• **Task statement**
Leaving out the pictures, please retype each record exactly.

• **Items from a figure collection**

/---

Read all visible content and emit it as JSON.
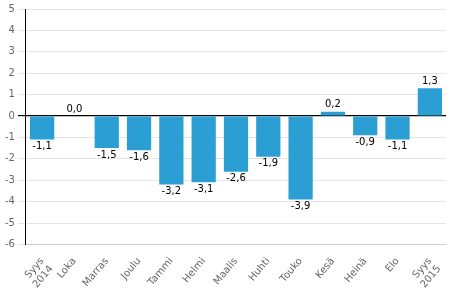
{
  "chart_data": {
    "type": "bar",
    "categories": [
      "Syys",
      "Loka",
      "Marras",
      "Joulu",
      "Tammi",
      "Helmi",
      "Maalis",
      "Huhti",
      "Touko",
      "Kesä",
      "Heinä",
      "Elo",
      "Syys"
    ],
    "values": [
      -1.1,
      0.0,
      -1.5,
      -1.6,
      -3.2,
      -3.1,
      -2.6,
      -1.9,
      -3.9,
      0.2,
      -0.9,
      -1.1,
      1.3
    ],
    "value_labels": [
      "-1,1",
      "0,0",
      "-1,5",
      "-1,6",
      "-3,2",
      "-3,1",
      "-2,6",
      "-1,9",
      "-3,9",
      "0,2",
      "-0,9",
      "-1,1",
      "1,3"
    ],
    "data_labels": true,
    "color": "#2b9fd4",
    "ylim": [
      -6,
      5
    ],
    "yticks": [
      -6,
      -5,
      -4,
      -3,
      -2,
      -1,
      0,
      1,
      2,
      3,
      4,
      5
    ],
    "grid": true,
    "annotations": [
      {
        "text": "2014",
        "x": 0
      },
      {
        "text": "2015",
        "x": 12
      }
    ]
  }
}
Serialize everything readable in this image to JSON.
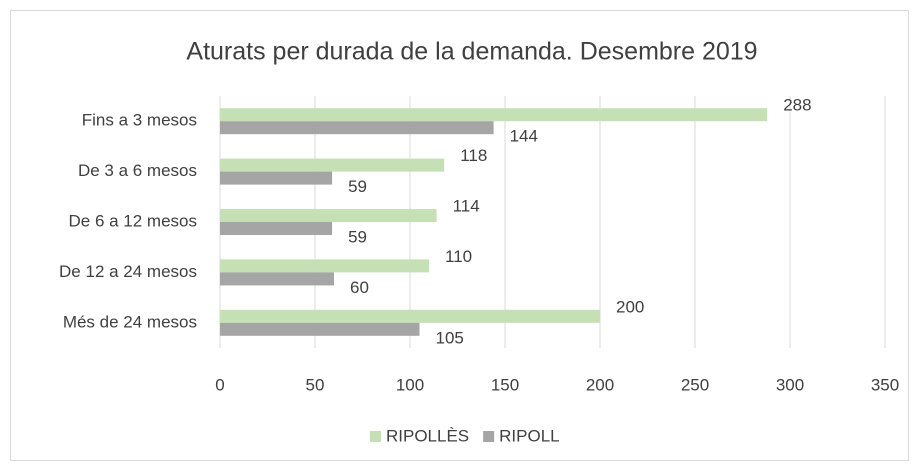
{
  "chart_data": {
    "type": "bar",
    "orientation": "horizontal",
    "title": "Aturats per durada de la demanda. Desembre 2019",
    "categories": [
      "Fins a 3 mesos",
      "De 3 a 6 mesos",
      "De 6 a 12 mesos",
      "De 12 a 24 mesos",
      "Més de 24 mesos"
    ],
    "series": [
      {
        "name": "RIPOLLÈS",
        "color": "#c5e0b4",
        "values": [
          288,
          118,
          114,
          110,
          200
        ]
      },
      {
        "name": "RIPOLL",
        "color": "#a5a5a5",
        "values": [
          144,
          59,
          59,
          60,
          105
        ]
      }
    ],
    "xlim": [
      0,
      350
    ],
    "xticks": [
      0,
      50,
      100,
      150,
      200,
      250,
      300,
      350
    ],
    "grid": true,
    "legend": "bottom"
  }
}
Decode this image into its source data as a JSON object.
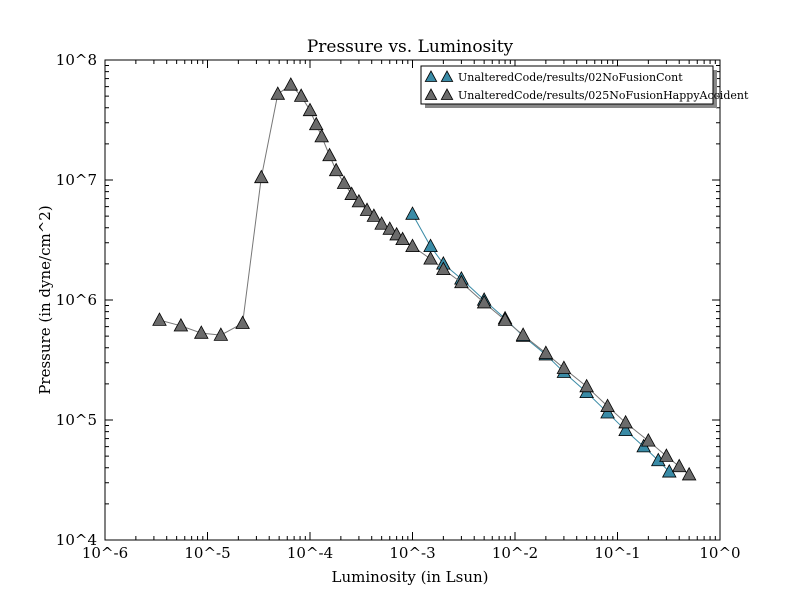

\---

• **Task answer**
Read all visible content and emit it as JSON.
{
  "chart_data": {
    "type": "bar",
    "categories": [
      "Syys",
      "Loka",
      "Marras",
      "Joulu",
      "Tammi",
      "Helmi",
      "Maalis",
      "Huhti",
      "Touko",
      "Kesä",
      "Heinä",
      "Elo",
      "Syys"
    ],
    "values": [
      -1.1,
      0.0,
      -1.5,
      -1.6,
      -3.2,
      -3.1,
      -2.6,
      -1.9,
      -3.9,
      0.2,
      -0.9,
      -1.1,
      1.3
    ],
    "value_labels": [
      "-1,1",
      "0,0",
      "-1,5",
      "-1,6",
      "-3,2",
      "-3,1",
      "-2,6",
      "-1,9",
      "-3,9",
      "0,2",
      "-0,9",
      "-1,1",
      "1,3"
    ],
    "data_labels": true,
    "color": "#2b9fd4",
    "ylim": [
      -6,
      5
    ],
    "yticks": [
      -6,
      -5,
      -4,
      -3,
      -2,
      -1,
      0,
      1,
      2,
      3,
      4,
      5
    ],
    "grid": true,
    "annotations": [
      {
        "text": "2014",
        "x": 0
      },
      {
        "text": "2015",
        "x": 12
      }
    ]
  }
}
Serialize everything readable in this image to JSON.
{
  "chart_data": {
    "type": "bar",
    "orientation": "horizontal",
    "title": "Aturats per durada de la demanda. Desembre 2019",
    "categories": [
      "Fins a 3 mesos",
      "De 3 a 6 mesos",
      "De 6 a 12 mesos",
      "De 12 a 24 mesos",
      "Més de 24 mesos"
    ],
    "series": [
      {
        "name": "RIPOLLÈS",
        "color": "#c5e0b4",
        "values": [
          288,
          118,
          114,
          110,
          200
        ]
      },
      {
        "name": "RIPOLL",
        "color": "#a5a5a5",
        "values": [
          144,
          59,
          59,
          60,
          105
        ]
      }
    ],
    "xlim": [
      0,
      350
    ],
    "xticks": [
      0,
      50,
      100,
      150,
      200,
      250,
      300,
      350
    ],
    "grid": true,
    "legend": "bottom"
  }
}
Decode this image into its source data as a JSON object.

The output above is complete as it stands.